## [Given data]
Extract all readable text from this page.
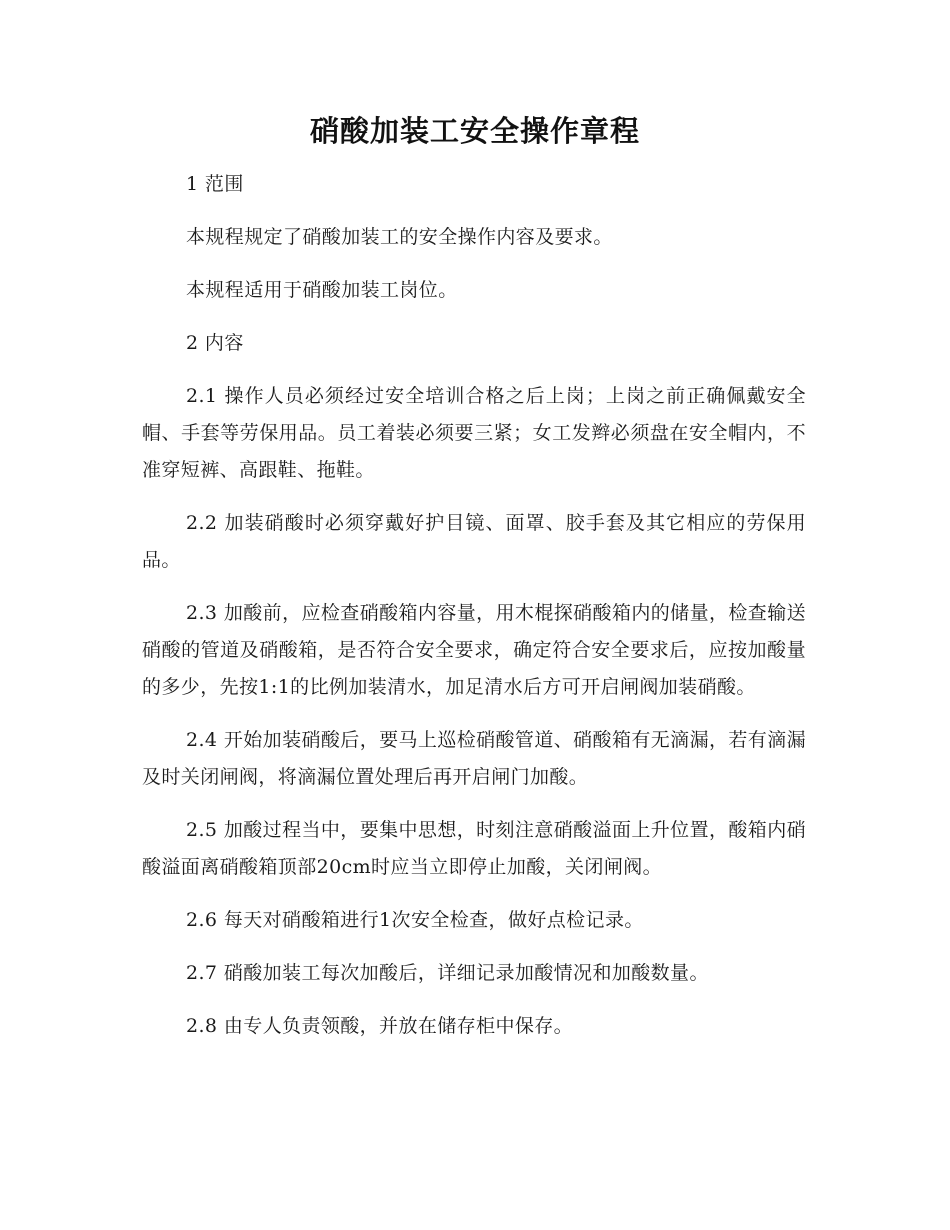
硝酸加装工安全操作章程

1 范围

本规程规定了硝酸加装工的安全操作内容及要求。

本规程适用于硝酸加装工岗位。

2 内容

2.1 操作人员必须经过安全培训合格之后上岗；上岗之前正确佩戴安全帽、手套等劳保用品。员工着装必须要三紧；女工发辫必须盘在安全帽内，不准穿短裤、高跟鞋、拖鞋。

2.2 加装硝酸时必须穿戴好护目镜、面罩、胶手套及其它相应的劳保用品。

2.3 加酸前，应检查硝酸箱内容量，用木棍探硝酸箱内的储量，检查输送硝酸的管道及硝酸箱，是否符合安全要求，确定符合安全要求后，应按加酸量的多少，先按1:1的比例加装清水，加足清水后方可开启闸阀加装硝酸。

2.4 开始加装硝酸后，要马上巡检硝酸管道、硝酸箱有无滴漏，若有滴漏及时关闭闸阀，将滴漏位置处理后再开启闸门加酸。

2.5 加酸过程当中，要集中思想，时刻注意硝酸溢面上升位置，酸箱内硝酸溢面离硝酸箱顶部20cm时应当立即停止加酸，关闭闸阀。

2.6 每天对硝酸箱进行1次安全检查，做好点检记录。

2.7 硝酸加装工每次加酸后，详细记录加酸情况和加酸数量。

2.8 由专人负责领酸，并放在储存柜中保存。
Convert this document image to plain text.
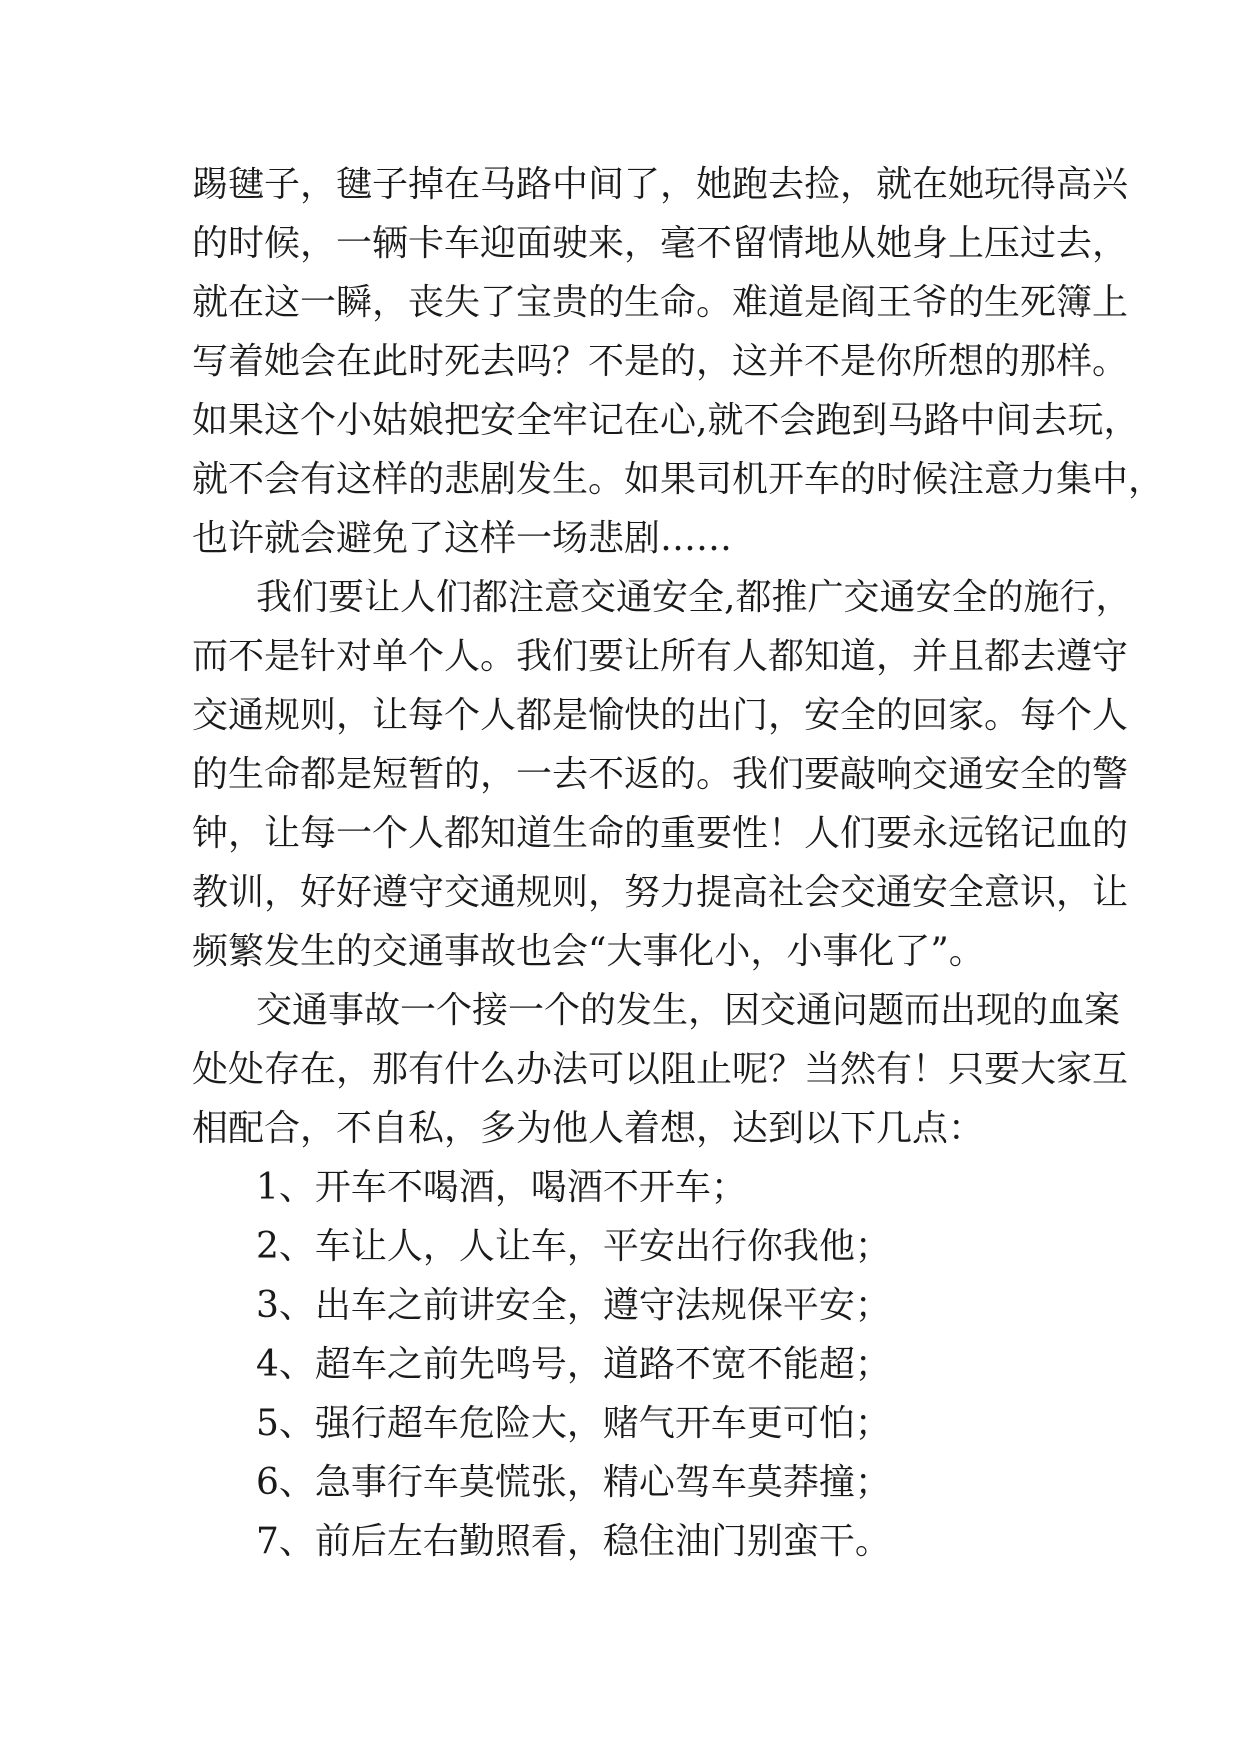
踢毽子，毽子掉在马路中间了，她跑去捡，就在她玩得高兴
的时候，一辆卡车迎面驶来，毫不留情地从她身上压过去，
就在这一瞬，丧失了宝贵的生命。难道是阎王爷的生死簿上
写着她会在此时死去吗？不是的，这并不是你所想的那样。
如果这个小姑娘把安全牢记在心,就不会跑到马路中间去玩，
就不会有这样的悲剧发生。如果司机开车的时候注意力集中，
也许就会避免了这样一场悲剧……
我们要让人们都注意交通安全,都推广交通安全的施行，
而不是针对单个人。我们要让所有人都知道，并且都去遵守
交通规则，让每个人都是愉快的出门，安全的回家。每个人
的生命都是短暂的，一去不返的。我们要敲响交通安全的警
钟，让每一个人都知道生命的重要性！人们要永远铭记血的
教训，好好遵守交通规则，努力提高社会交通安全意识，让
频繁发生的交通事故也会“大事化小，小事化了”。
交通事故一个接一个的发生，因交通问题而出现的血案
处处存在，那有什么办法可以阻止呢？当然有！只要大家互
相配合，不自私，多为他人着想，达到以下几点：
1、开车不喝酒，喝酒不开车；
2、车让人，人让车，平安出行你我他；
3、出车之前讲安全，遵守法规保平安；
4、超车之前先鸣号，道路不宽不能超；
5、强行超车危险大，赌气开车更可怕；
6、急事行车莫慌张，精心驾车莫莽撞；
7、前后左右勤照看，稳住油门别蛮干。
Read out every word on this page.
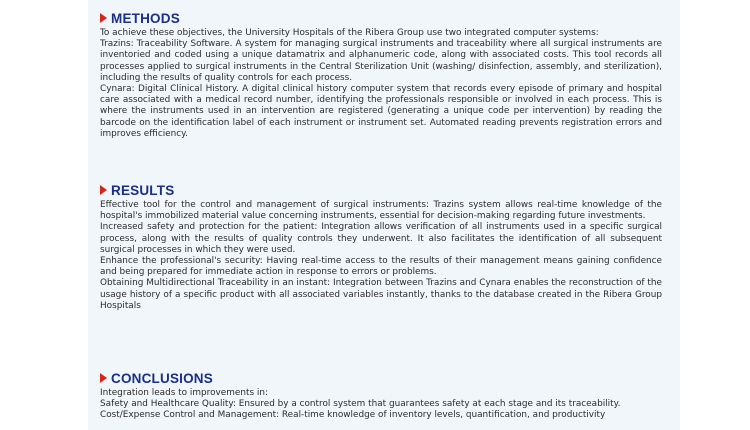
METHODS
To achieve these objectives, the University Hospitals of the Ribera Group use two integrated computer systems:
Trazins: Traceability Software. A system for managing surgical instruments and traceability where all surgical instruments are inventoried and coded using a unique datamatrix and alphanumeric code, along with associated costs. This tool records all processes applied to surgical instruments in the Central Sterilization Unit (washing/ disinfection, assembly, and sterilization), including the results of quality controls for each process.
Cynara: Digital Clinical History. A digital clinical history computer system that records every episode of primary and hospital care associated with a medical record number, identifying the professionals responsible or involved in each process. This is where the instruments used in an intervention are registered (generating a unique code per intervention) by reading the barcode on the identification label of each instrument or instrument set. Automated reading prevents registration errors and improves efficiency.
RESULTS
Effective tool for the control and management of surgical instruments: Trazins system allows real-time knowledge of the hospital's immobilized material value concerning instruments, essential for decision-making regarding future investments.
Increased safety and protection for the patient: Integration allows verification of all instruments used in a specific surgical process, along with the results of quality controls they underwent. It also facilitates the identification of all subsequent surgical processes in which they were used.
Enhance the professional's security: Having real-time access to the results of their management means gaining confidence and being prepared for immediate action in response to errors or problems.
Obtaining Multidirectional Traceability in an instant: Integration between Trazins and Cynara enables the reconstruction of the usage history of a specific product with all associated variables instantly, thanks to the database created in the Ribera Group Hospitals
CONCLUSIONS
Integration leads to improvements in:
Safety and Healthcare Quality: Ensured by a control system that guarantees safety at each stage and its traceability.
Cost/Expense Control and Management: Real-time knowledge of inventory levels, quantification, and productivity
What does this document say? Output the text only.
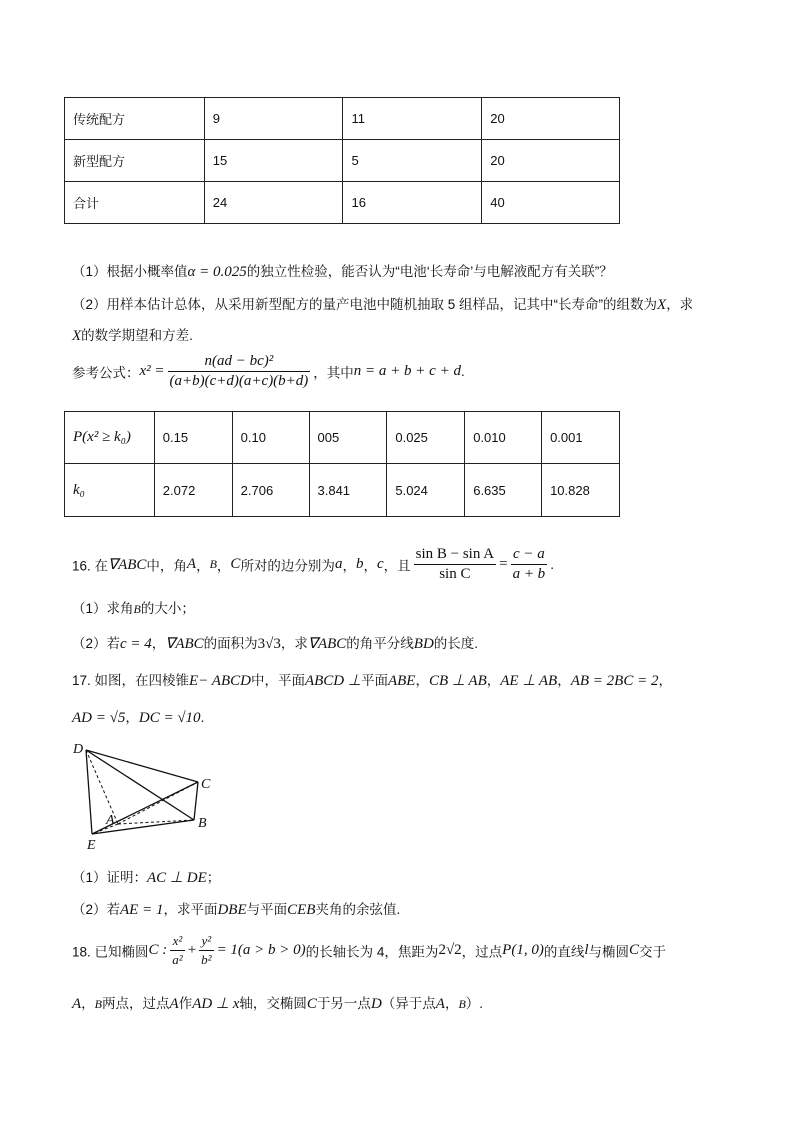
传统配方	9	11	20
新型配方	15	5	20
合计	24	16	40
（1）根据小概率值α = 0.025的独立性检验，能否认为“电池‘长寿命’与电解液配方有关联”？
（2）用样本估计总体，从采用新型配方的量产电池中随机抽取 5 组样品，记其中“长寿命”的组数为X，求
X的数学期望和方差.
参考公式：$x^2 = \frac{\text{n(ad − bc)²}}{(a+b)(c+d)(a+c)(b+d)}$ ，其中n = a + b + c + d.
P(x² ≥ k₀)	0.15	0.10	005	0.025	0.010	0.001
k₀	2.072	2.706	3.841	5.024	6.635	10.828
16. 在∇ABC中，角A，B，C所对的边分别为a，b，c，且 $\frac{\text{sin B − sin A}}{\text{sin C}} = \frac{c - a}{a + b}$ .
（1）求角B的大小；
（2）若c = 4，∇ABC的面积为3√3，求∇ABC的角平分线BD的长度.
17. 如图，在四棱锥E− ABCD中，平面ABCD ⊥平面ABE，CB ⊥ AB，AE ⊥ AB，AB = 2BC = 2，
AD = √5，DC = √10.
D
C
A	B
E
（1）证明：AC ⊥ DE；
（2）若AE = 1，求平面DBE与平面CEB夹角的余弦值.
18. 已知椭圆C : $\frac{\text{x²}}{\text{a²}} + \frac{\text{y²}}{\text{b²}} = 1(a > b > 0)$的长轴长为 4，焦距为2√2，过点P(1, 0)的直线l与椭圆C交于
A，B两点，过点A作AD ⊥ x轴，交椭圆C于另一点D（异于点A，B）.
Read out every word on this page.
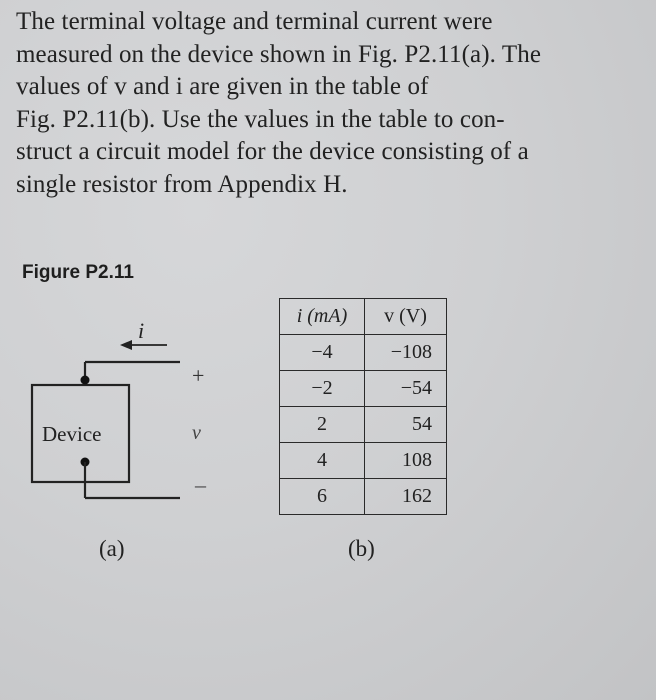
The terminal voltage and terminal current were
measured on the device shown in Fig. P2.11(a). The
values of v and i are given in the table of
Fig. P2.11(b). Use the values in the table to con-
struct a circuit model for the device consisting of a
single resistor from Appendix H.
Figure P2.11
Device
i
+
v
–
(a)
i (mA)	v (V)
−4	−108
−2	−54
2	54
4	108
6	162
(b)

## [What you will do]
Extract the lines beginning with the one that contains "What does this" and ending with the last line of the listing. Keep them exact and drop the pictures.

## [Solved problem]
What does this document say? Output the text only.
传统配方	9	11	20
新型配方	15	5	20
合计	24	16	40
（1）根据小概率值α = 0.025的独立性检验，能否认为“电池‘长寿命’与电解液配方有关联”？
（2）用样本估计总体，从采用新型配方的量产电池中随机抽取 5 组样品，记其中“长寿命”的组数为X，求
X的数学期望和方差.
参考公式：$x^2 = \frac{\text{n(ad − bc)²}}{(a+b)(c+d)(a+c)(b+d)}$ ，其中n = a + b + c + d.
P(x² ≥ k₀)	0.15	0.10	005	0.025	0.010	0.001
k₀	2.072	2.706	3.841	5.024	6.635	10.828
16. 在∇ABC中，角A，B，C所对的边分别为a，b，c，且 $\frac{\text{sin B − sin A}}{\text{sin C}} = \frac{c - a}{a + b}$ .
（1）求角B的大小；
（2）若c = 4，∇ABC的面积为3√3，求∇ABC的角平分线BD的长度.
17. 如图，在四棱锥E− ABCD中，平面ABCD ⊥平面ABE，CB ⊥ AB，AE ⊥ AB，AB = 2BC = 2，
AD = √5，DC = √10.
D
C
A	B
E
（1）证明：AC ⊥ DE；
（2）若AE = 1，求平面DBE与平面CEB夹角的余弦值.
18. 已知椭圆C : $\frac{\text{x²}}{\text{a²}} + \frac{\text{y²}}{\text{b²}} = 1(a > b > 0)$的长轴长为 4，焦距为2√2，过点P(1, 0)的直线l与椭圆C交于
A，B两点，过点A作AD ⊥ x轴，交椭圆C于另一点D（异于点A，B）.
Read out every word on this page.
The terminal voltage and terminal current were
measured on the device shown in Fig. P2.11(a). The
values of v and i are given in the table of
Fig. P2.11(b). Use the values in the table to con-
struct a circuit model for the device consisting of a
single resistor from Appendix H.
Figure P2.11
Device
i
+
v
–
(a)
i (mA)	v (V)
−4	−108
−2	−54
2	54
4	108
6	162
(b)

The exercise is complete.